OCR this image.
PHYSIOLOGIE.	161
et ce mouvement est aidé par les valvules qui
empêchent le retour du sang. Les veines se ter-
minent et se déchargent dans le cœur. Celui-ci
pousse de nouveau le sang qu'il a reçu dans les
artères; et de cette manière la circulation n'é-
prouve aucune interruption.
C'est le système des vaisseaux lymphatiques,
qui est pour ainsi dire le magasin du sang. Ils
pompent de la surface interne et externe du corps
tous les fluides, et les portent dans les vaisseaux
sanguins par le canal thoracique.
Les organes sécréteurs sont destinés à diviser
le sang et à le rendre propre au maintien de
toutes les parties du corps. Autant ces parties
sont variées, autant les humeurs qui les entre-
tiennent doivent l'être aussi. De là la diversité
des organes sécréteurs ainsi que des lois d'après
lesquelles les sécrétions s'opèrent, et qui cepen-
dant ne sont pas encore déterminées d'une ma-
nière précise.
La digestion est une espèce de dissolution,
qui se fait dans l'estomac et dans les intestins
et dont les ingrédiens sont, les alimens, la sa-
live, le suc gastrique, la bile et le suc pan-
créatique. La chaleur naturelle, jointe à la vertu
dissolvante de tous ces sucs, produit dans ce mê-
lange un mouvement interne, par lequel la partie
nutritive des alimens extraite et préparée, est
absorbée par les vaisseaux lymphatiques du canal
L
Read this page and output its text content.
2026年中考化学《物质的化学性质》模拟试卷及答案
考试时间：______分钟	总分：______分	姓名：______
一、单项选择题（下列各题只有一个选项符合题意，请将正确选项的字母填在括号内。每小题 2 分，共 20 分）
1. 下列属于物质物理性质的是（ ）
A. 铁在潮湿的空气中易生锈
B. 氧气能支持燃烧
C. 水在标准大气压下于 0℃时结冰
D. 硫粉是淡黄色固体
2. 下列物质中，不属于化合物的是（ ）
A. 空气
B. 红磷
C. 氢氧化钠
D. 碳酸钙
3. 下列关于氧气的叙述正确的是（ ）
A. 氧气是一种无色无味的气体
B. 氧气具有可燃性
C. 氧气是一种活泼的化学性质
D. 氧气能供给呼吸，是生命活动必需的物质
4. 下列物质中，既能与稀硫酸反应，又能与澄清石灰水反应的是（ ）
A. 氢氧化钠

+ + + + + + +

Above are the records; copy every line in them that holds the word "interne".

CORRECT RESPONSE
pompent de la surface interne et externe du corps
lange un mouvement interne, par lequel la partie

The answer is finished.